**Task prompt**:
Transcribe every entry word for word, but skip the images.

## Start Data section

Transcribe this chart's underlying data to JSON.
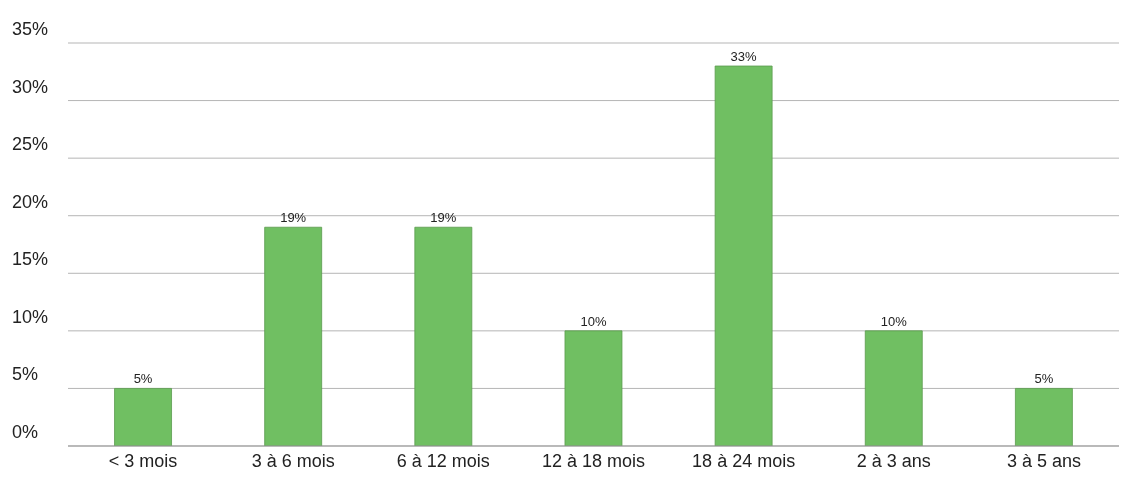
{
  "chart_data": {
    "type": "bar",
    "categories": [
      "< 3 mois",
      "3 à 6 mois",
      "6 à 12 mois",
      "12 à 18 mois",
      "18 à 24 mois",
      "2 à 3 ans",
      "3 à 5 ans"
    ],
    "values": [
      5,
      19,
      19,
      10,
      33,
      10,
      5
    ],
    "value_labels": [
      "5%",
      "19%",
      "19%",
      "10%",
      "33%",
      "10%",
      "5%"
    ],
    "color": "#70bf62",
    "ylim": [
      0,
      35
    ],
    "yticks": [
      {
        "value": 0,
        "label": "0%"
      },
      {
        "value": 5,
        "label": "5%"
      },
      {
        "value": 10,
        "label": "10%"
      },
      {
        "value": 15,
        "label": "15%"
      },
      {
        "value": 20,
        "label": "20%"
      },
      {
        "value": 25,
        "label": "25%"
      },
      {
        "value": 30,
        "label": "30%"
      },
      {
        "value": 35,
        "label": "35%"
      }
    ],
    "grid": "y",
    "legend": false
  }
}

## End Data section

**Finished task**:
Transcribe this chart's underlying data to JSON.
{
  "chart_data": {
    "type": "bar",
    "categories": [
      "< 3 mois",
      "3 à 6 mois",
      "6 à 12 mois",
      "12 à 18 mois",
      "18 à 24 mois",
      "2 à 3 ans",
      "3 à 5 ans"
    ],
    "values": [
      5,
      19,
      19,
      10,
      33,
      10,
      5
    ],
    "value_labels": [
      "5%",
      "19%",
      "19%",
      "10%",
      "33%",
      "10%",
      "5%"
    ],
    "color": "#70bf62",
    "ylim": [
      0,
      35
    ],
    "yticks": [
      {
        "value": 0,
        "label": "0%"
      },
      {
        "value": 5,
        "label": "5%"
      },
      {
        "value": 10,
        "label": "10%"
      },
      {
        "value": 15,
        "label": "15%"
      },
      {
        "value": 20,
        "label": "20%"
      },
      {
        "value": 25,
        "label": "25%"
      },
      {
        "value": 30,
        "label": "30%"
      },
      {
        "value": 35,
        "label": "35%"
      }
    ],
    "grid": "y",
    "legend": false
  }
}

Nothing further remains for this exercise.